▶ Exercise objective
Quote the whole listing word for word. Do not include the pictures.

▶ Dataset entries

□ □ □ □ □ □ □

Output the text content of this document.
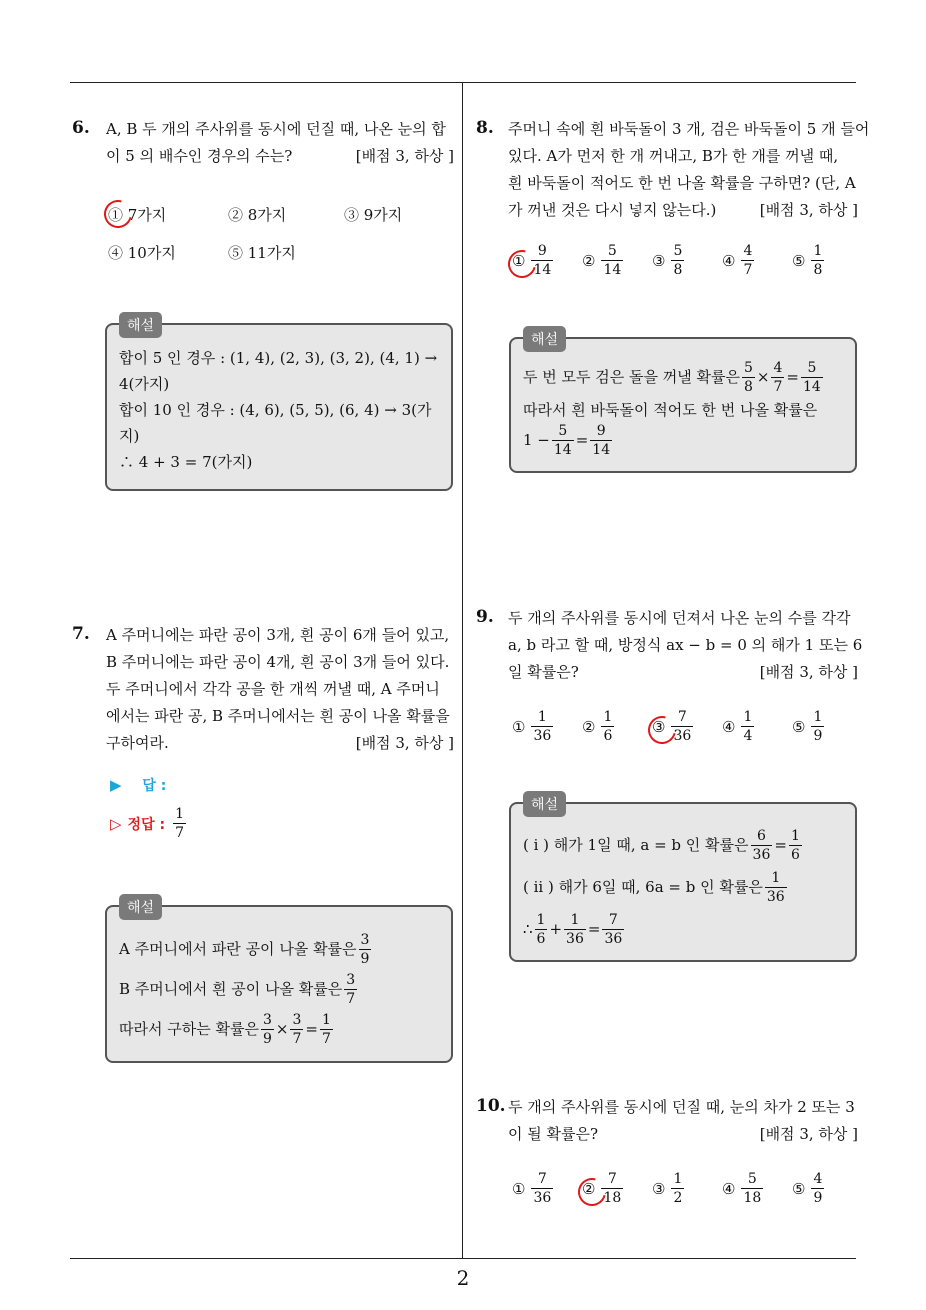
2
6. A, B 두 개의 주사위를 동시에 던질 때, 나온 눈의 합
이 5 의 배수인 경우의 수는?	[배점 3, 하상 ]
① 7가지	② 8가지	③ 9가지
④ 10가지	⑤ 11가지
해설
합이 5 인 경우 : (1, 4), (2, 3), (3, 2), (4, 1) →
4(가지)
합이 10 인 경우 : (4, 6), (5, 5), (6, 4) → 3(가
지)
∴ 4 + 3 = 7(가지)
7. A 주머니에는 파란 공이 3개, 흰 공이 6개 들어 있고,
B 주머니에는 파란 공이 4개, 흰 공이 3개 들어 있다.
두 주머니에서 각각 공을 한 개씩 꺼낼 때, A 주머니
에서는 파란 공, B 주머니에서는 흰 공이 나올 확률을
구하여라.	[배점 3, 하상 ]
▶ 답 :
▷ 정답 : $\frac{1}{7}$
해설
A 주머니에서 파란 공이 나올 확률은 $\frac{3}{9}$
B 주머니에서 흰 공이 나올 확률은 $\frac{3}{7}$
따라서 구하는 확률은 $\frac{3}{9} \times \frac{3}{7} = \frac{1}{7}$
8. 주머니 속에 흰 바둑돌이 3 개, 검은 바둑돌이 5 개 들어
있다. A가 먼저 한 개 꺼내고, B가 한 개를 꺼낼 때,
흰 바둑돌이 적어도 한 번 나올 확률을 구하면? (단, A
가 꺼낸 것은 다시 넣지 않는다.)	[배점 3, 하상 ]
① $\frac{9}{14}$ ② $\frac{5}{14}$ ③ $\frac{5}{8}$	④ $\frac{4}{7}$	⑤ $\frac{1}{8}$
해설
두 번 모두 검은 돌을 꺼낼 확률은 $\frac{5}{8} \times \frac{4}{7} = \frac{5}{14}$
따라서 흰 바둑돌이 적어도 한 번 나올 확률은
$1 - \frac{5}{14} = \frac{9}{14}$
9. 두 개의 주사위를 동시에 던져서 나온 눈의 수를 각각
a, b 라고 할 때, 방정식 ax − b = 0 의 해가 1 또는 6
일 확률은?	[배점 3, 하상 ]
① $\frac{1}{36}$ ② $\frac{1}{6}$	③ $\frac{7}{36}$ ④ $\frac{1}{4}$	⑤ $\frac{1}{9}$
해설
( i ) 해가 1일 때, a = b 인 확률은 $\frac{6}{36} = \frac{1}{6}$
( ii ) 해가 6일 때, 6a = b 인 확률은 $\frac{1}{36}$
∴ $\frac{1}{6} + \frac{1}{36} = \frac{7}{36}$
10. 두 개의 주사위를 동시에 던질 때, 눈의 차가 2 또는 3
이 될 확률은?	[배점 3, 하상 ]
① $\frac{7}{36}$ ② $\frac{7}{18}$ ③ $\frac{1}{2}$	④ $\frac{5}{18}$ ⑤ $\frac{4}{9}$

□ □ □ □ □ □ □

▶ Written solution
Output the text content of this document.
2
6. A, B 두 개의 주사위를 동시에 던질 때, 나온 눈의 합
이 5 의 배수인 경우의 수는?	[배점 3, 하상 ]
① 7가지	② 8가지	③ 9가지
④ 10가지	⑤ 11가지
해설
합이 5 인 경우 : (1, 4), (2, 3), (3, 2), (4, 1) →
4(가지)
합이 10 인 경우 : (4, 6), (5, 5), (6, 4) → 3(가
지)
∴ 4 + 3 = 7(가지)
7. A 주머니에는 파란 공이 3개, 흰 공이 6개 들어 있고,
B 주머니에는 파란 공이 4개, 흰 공이 3개 들어 있다.
두 주머니에서 각각 공을 한 개씩 꺼낼 때, A 주머니
에서는 파란 공, B 주머니에서는 흰 공이 나올 확률을
구하여라.	[배점 3, 하상 ]
▶ 답 :
▷ 정답 : $\frac{1}{7}$
해설
A 주머니에서 파란 공이 나올 확률은 $\frac{3}{9}$
B 주머니에서 흰 공이 나올 확률은 $\frac{3}{7}$
따라서 구하는 확률은 $\frac{3}{9} \times \frac{3}{7} = \frac{1}{7}$
8. 주머니 속에 흰 바둑돌이 3 개, 검은 바둑돌이 5 개 들어
있다. A가 먼저 한 개 꺼내고, B가 한 개를 꺼낼 때,
흰 바둑돌이 적어도 한 번 나올 확률을 구하면? (단, A
가 꺼낸 것은 다시 넣지 않는다.)	[배점 3, 하상 ]
① $\frac{9}{14}$ ② $\frac{5}{14}$ ③ $\frac{5}{8}$	④ $\frac{4}{7}$	⑤ $\frac{1}{8}$
해설
두 번 모두 검은 돌을 꺼낼 확률은 $\frac{5}{8} \times \frac{4}{7} = \frac{5}{14}$
따라서 흰 바둑돌이 적어도 한 번 나올 확률은
$1 - \frac{5}{14} = \frac{9}{14}$
9. 두 개의 주사위를 동시에 던져서 나온 눈의 수를 각각
a, b 라고 할 때, 방정식 ax − b = 0 의 해가 1 또는 6
일 확률은?	[배점 3, 하상 ]
① $\frac{1}{36}$ ② $\frac{1}{6}$	③ $\frac{7}{36}$ ④ $\frac{1}{4}$	⑤ $\frac{1}{9}$
해설
( i ) 해가 1일 때, a = b 인 확률은 $\frac{6}{36} = \frac{1}{6}$
( ii ) 해가 6일 때, 6a = b 인 확률은 $\frac{1}{36}$
∴ $\frac{1}{6} + \frac{1}{36} = \frac{7}{36}$
10. 두 개의 주사위를 동시에 던질 때, 눈의 차가 2 또는 3
이 될 확률은?	[배점 3, 하상 ]
① $\frac{7}{36}$ ② $\frac{7}{18}$ ③ $\frac{1}{2}$	④ $\frac{5}{18}$ ⑤ $\frac{4}{9}$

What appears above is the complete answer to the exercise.